▸ **GIVEN TASK**: Copy down all of the data underneath, exactly as shown.

--- begin ---

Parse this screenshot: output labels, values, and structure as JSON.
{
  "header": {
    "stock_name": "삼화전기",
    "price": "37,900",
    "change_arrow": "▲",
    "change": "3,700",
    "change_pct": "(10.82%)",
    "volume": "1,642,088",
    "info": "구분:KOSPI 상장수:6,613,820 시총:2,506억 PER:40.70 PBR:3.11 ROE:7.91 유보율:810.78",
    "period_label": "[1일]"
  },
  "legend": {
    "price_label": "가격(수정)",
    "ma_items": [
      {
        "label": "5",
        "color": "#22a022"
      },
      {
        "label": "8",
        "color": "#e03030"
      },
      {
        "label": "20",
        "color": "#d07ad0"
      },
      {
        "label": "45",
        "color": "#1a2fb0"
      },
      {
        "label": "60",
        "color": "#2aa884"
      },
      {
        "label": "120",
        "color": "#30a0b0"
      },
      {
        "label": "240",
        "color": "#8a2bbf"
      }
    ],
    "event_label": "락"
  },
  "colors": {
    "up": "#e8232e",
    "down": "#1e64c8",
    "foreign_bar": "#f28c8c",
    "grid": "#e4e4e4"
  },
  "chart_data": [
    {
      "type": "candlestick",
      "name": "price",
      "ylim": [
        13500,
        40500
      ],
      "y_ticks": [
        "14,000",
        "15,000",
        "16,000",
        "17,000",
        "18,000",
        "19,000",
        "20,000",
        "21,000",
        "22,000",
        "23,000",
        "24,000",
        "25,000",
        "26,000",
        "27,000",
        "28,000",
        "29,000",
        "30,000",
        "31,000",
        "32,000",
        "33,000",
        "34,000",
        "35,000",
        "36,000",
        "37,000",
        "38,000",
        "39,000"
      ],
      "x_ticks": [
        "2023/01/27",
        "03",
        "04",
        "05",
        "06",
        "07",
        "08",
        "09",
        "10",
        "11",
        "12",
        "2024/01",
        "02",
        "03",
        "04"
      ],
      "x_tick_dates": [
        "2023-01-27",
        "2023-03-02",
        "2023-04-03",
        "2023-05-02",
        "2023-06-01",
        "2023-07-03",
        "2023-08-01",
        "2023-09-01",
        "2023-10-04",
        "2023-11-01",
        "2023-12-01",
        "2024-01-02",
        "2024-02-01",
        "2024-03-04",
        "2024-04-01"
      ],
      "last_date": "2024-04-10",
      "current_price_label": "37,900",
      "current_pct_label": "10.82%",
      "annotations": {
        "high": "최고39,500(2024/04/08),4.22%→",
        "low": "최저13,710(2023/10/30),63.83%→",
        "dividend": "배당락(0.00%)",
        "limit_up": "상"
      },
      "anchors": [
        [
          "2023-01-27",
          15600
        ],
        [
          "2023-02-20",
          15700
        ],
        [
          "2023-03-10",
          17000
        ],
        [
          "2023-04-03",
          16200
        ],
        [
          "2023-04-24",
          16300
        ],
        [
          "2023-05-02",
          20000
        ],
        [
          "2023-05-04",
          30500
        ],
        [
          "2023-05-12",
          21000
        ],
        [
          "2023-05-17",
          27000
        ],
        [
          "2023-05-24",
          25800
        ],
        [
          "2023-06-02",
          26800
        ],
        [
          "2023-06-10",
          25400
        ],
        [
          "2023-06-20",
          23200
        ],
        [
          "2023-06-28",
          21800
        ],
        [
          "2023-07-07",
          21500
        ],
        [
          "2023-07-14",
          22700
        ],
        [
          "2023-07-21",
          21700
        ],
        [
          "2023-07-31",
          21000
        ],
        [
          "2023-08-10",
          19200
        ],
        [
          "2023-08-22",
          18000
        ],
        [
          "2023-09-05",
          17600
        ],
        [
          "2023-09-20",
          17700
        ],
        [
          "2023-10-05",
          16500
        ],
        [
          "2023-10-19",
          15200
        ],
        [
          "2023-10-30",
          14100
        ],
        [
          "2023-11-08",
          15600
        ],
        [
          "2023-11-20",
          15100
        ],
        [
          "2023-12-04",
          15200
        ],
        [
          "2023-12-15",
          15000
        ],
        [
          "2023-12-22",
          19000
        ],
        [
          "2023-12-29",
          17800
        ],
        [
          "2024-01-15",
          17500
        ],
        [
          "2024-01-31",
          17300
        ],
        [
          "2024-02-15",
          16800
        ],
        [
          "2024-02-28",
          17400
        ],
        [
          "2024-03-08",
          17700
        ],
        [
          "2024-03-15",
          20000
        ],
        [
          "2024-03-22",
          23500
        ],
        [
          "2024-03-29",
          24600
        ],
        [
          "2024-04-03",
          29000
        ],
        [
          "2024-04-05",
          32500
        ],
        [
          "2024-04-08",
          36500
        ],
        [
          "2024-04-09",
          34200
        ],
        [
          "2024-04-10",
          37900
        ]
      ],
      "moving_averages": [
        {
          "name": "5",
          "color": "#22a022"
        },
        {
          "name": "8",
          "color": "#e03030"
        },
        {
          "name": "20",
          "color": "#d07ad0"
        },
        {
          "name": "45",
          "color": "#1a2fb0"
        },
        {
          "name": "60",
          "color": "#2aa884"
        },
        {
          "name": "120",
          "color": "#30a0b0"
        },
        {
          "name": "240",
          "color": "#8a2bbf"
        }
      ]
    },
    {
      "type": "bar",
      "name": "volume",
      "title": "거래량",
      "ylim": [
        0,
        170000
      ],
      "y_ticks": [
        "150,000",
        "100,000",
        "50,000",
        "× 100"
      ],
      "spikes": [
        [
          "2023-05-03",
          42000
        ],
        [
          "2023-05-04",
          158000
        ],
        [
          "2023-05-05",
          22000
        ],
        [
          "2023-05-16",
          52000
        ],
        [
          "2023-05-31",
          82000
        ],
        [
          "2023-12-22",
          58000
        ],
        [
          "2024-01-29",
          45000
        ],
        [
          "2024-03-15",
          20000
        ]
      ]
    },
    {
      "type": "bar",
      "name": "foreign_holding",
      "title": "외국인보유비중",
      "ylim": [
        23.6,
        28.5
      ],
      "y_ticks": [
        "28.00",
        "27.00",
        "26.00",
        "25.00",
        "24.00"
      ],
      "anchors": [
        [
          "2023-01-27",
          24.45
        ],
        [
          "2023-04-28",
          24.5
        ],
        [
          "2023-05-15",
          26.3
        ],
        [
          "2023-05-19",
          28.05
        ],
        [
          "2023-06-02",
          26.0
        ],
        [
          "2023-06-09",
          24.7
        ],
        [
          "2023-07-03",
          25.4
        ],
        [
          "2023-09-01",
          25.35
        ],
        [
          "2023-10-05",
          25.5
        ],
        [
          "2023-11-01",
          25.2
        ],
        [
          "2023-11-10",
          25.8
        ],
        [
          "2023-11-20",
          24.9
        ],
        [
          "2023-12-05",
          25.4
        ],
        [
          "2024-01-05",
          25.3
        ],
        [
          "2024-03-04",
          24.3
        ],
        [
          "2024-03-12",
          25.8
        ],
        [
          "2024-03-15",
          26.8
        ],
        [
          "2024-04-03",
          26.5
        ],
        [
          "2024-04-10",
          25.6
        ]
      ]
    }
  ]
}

--- end ---

▸ **FULL ANSWER**:
Parse this screenshot: output labels, values, and structure as JSON.
{
  "header": {
    "stock_name": "삼화전기",
    "price": "37,900",
    "change_arrow": "▲",
    "change": "3,700",
    "change_pct": "(10.82%)",
    "volume": "1,642,088",
    "info": "구분:KOSPI 상장수:6,613,820 시총:2,506억 PER:40.70 PBR:3.11 ROE:7.91 유보율:810.78",
    "period_label": "[1일]"
  },
  "legend": {
    "price_label": "가격(수정)",
    "ma_items": [
      {
        "label": "5",
        "color": "#22a022"
      },
      {
        "label": "8",
        "color": "#e03030"
      },
      {
        "label": "20",
        "color": "#d07ad0"
      },
      {
        "label": "45",
        "color": "#1a2fb0"
      },
      {
        "label": "60",
        "color": "#2aa884"
      },
      {
        "label": "120",
        "color": "#30a0b0"
      },
      {
        "label": "240",
        "color": "#8a2bbf"
      }
    ],
    "event_label": "락"
  },
  "colors": {
    "up": "#e8232e",
    "down": "#1e64c8",
    "foreign_bar": "#f28c8c",
    "grid": "#e4e4e4"
  },
  "chart_data": [
    {
      "type": "candlestick",
      "name": "price",
      "ylim": [
        13500,
        40500
      ],
      "y_ticks": [
        "14,000",
        "15,000",
        "16,000",
        "17,000",
        "18,000",
        "19,000",
        "20,000",
        "21,000",
        "22,000",
        "23,000",
        "24,000",
        "25,000",
        "26,000",
        "27,000",
        "28,000",
        "29,000",
        "30,000",
        "31,000",
        "32,000",
        "33,000",
        "34,000",
        "35,000",
        "36,000",
        "37,000",
        "38,000",
        "39,000"
      ],
      "x_ticks": [
        "2023/01/27",
        "03",
        "04",
        "05",
        "06",
        "07",
        "08",
        "09",
        "10",
        "11",
        "12",
        "2024/01",
        "02",
        "03",
        "04"
      ],
      "x_tick_dates": [
        "2023-01-27",
        "2023-03-02",
        "2023-04-03",
        "2023-05-02",
        "2023-06-01",
        "2023-07-03",
        "2023-08-01",
        "2023-09-01",
        "2023-10-04",
        "2023-11-01",
        "2023-12-01",
        "2024-01-02",
        "2024-02-01",
        "2024-03-04",
        "2024-04-01"
      ],
      "last_date": "2024-04-10",
      "current_price_label": "37,900",
      "current_pct_label": "10.82%",
      "annotations": {
        "high": "최고39,500(2024/04/08),4.22%→",
        "low": "최저13,710(2023/10/30),63.83%→",
        "dividend": "배당락(0.00%)",
        "limit_up": "상"
      },
      "anchors": [
        [
          "2023-01-27",
          15600
        ],
        [
          "2023-02-20",
          15700
        ],
        [
          "2023-03-10",
          17000
        ],
        [
          "2023-04-03",
          16200
        ],
        [
          "2023-04-24",
          16300
        ],
        [
          "2023-05-02",
          20000
        ],
        [
          "2023-05-04",
          30500
        ],
        [
          "2023-05-12",
          21000
        ],
        [
          "2023-05-17",
          27000
        ],
        [
          "2023-05-24",
          25800
        ],
        [
          "2023-06-02",
          26800
        ],
        [
          "2023-06-10",
          25400
        ],
        [
          "2023-06-20",
          23200
        ],
        [
          "2023-06-28",
          21800
        ],
        [
          "2023-07-07",
          21500
        ],
        [
          "2023-07-14",
          22700
        ],
        [
          "2023-07-21",
          21700
        ],
        [
          "2023-07-31",
          21000
        ],
        [
          "2023-08-10",
          19200
        ],
        [
          "2023-08-22",
          18000
        ],
        [
          "2023-09-05",
          17600
        ],
        [
          "2023-09-20",
          17700
        ],
        [
          "2023-10-05",
          16500
        ],
        [
          "2023-10-19",
          15200
        ],
        [
          "2023-10-30",
          14100
        ],
        [
          "2023-11-08",
          15600
        ],
        [
          "2023-11-20",
          15100
        ],
        [
          "2023-12-04",
          15200
        ],
        [
          "2023-12-15",
          15000
        ],
        [
          "2023-12-22",
          19000
        ],
        [
          "2023-12-29",
          17800
        ],
        [
          "2024-01-15",
          17500
        ],
        [
          "2024-01-31",
          17300
        ],
        [
          "2024-02-15",
          16800
        ],
        [
          "2024-02-28",
          17400
        ],
        [
          "2024-03-08",
          17700
        ],
        [
          "2024-03-15",
          20000
        ],
        [
          "2024-03-22",
          23500
        ],
        [
          "2024-03-29",
          24600
        ],
        [
          "2024-04-03",
          29000
        ],
        [
          "2024-04-05",
          32500
        ],
        [
          "2024-04-08",
          36500
        ],
        [
          "2024-04-09",
          34200
        ],
        [
          "2024-04-10",
          37900
        ]
      ],
      "moving_averages": [
        {
          "name": "5",
          "color": "#22a022"
        },
        {
          "name": "8",
          "color": "#e03030"
        },
        {
          "name": "20",
          "color": "#d07ad0"
        },
        {
          "name": "45",
          "color": "#1a2fb0"
        },
        {
          "name": "60",
          "color": "#2aa884"
        },
        {
          "name": "120",
          "color": "#30a0b0"
        },
        {
          "name": "240",
          "color": "#8a2bbf"
        }
      ]
    },
    {
      "type": "bar",
      "name": "volume",
      "title": "거래량",
      "ylim": [
        0,
        170000
      ],
      "y_ticks": [
        "150,000",
        "100,000",
        "50,000",
        "× 100"
      ],
      "spikes": [
        [
          "2023-05-03",
          42000
        ],
        [
          "2023-05-04",
          158000
        ],
        [
          "2023-05-05",
          22000
        ],
        [
          "2023-05-16",
          52000
        ],
        [
          "2023-05-31",
          82000
        ],
        [
          "2023-12-22",
          58000
        ],
        [
          "2024-01-29",
          45000
        ],
        [
          "2024-03-15",
          20000
        ]
      ]
    },
    {
      "type": "bar",
      "name": "foreign_holding",
      "title": "외국인보유비중",
      "ylim": [
        23.6,
        28.5
      ],
      "y_ticks": [
        "28.00",
        "27.00",
        "26.00",
        "25.00",
        "24.00"
      ],
      "anchors": [
        [
          "2023-01-27",
          24.45
        ],
        [
          "2023-04-28",
          24.5
        ],
        [
          "2023-05-15",
          26.3
        ],
        [
          "2023-05-19",
          28.05
        ],
        [
          "2023-06-02",
          26.0
        ],
        [
          "2023-06-09",
          24.7
        ],
        [
          "2023-07-03",
          25.4
        ],
        [
          "2023-09-01",
          25.35
        ],
        [
          "2023-10-05",
          25.5
        ],
        [
          "2023-11-01",
          25.2
        ],
        [
          "2023-11-10",
          25.8
        ],
        [
          "2023-11-20",
          24.9
        ],
        [
          "2023-12-05",
          25.4
        ],
        [
          "2024-01-05",
          25.3
        ],
        [
          "2024-03-04",
          24.3
        ],
        [
          "2024-03-12",
          25.8
        ],
        [
          "2024-03-15",
          26.8
        ],
        [
          "2024-04-03",
          26.5
        ],
        [
          "2024-04-10",
          25.6
        ]
      ]
    }
  ]
}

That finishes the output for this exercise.